DATA RECORDS -
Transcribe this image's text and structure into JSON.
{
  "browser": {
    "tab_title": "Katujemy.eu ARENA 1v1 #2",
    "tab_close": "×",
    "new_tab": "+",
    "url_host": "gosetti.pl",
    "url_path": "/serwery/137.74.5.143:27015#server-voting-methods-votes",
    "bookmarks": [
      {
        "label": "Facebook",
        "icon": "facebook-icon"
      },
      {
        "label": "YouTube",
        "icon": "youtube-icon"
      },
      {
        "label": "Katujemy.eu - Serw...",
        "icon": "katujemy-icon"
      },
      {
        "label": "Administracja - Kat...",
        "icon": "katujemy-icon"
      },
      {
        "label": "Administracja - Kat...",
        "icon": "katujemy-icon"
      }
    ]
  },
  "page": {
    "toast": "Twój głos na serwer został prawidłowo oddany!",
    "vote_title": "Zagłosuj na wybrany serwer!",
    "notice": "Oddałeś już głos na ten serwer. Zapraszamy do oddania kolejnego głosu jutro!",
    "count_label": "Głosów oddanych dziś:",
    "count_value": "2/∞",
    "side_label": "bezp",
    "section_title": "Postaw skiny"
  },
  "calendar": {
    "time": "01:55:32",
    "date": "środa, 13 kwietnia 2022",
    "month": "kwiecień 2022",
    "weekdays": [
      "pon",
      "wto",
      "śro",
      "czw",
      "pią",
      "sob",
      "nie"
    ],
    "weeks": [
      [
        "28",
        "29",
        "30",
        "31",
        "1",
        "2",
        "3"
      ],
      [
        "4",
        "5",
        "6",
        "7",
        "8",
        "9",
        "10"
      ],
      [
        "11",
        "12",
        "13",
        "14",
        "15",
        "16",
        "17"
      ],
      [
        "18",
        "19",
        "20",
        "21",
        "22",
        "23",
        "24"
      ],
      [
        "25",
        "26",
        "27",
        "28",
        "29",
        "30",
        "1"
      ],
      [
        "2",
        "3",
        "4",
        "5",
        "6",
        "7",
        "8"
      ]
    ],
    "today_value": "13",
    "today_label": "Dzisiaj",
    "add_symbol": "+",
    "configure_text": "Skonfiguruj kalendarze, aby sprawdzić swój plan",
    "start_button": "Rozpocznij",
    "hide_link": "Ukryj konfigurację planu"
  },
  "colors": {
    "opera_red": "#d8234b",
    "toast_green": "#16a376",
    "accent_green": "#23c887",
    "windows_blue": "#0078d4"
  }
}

PROBLEM - Exactly as written, please output every entry.

REPLY TO THE EXERCISE -
Transcribe this image's text and structure into JSON.
{
  "browser": {
    "tab_title": "Katujemy.eu ARENA 1v1 #2",
    "tab_close": "×",
    "new_tab": "+",
    "url_host": "gosetti.pl",
    "url_path": "/serwery/137.74.5.143:27015#server-voting-methods-votes",
    "bookmarks": [
      {
        "label": "Facebook",
        "icon": "facebook-icon"
      },
      {
        "label": "YouTube",
        "icon": "youtube-icon"
      },
      {
        "label": "Katujemy.eu - Serw...",
        "icon": "katujemy-icon"
      },
      {
        "label": "Administracja - Kat...",
        "icon": "katujemy-icon"
      },
      {
        "label": "Administracja - Kat...",
        "icon": "katujemy-icon"
      }
    ]
  },
  "page": {
    "toast": "Twój głos na serwer został prawidłowo oddany!",
    "vote_title": "Zagłosuj na wybrany serwer!",
    "notice": "Oddałeś już głos na ten serwer. Zapraszamy do oddania kolejnego głosu jutro!",
    "count_label": "Głosów oddanych dziś:",
    "count_value": "2/∞",
    "side_label": "bezp",
    "section_title": "Postaw skiny"
  },
  "calendar": {
    "time": "01:55:32",
    "date": "środa, 13 kwietnia 2022",
    "month": "kwiecień 2022",
    "weekdays": [
      "pon",
      "wto",
      "śro",
      "czw",
      "pią",
      "sob",
      "nie"
    ],
    "weeks": [
      [
        "28",
        "29",
        "30",
        "31",
        "1",
        "2",
        "3"
      ],
      [
        "4",
        "5",
        "6",
        "7",
        "8",
        "9",
        "10"
      ],
      [
        "11",
        "12",
        "13",
        "14",
        "15",
        "16",
        "17"
      ],
      [
        "18",
        "19",
        "20",
        "21",
        "22",
        "23",
        "24"
      ],
      [
        "25",
        "26",
        "27",
        "28",
        "29",
        "30",
        "1"
      ],
      [
        "2",
        "3",
        "4",
        "5",
        "6",
        "7",
        "8"
      ]
    ],
    "today_value": "13",
    "today_label": "Dzisiaj",
    "add_symbol": "+",
    "configure_text": "Skonfiguruj kalendarze, aby sprawdzić swój plan",
    "start_button": "Rozpocznij",
    "hide_link": "Ukryj konfigurację planu"
  },
  "colors": {
    "opera_red": "#d8234b",
    "toast_green": "#16a376",
    "accent_green": "#23c887",
    "windows_blue": "#0078d4"
  }
}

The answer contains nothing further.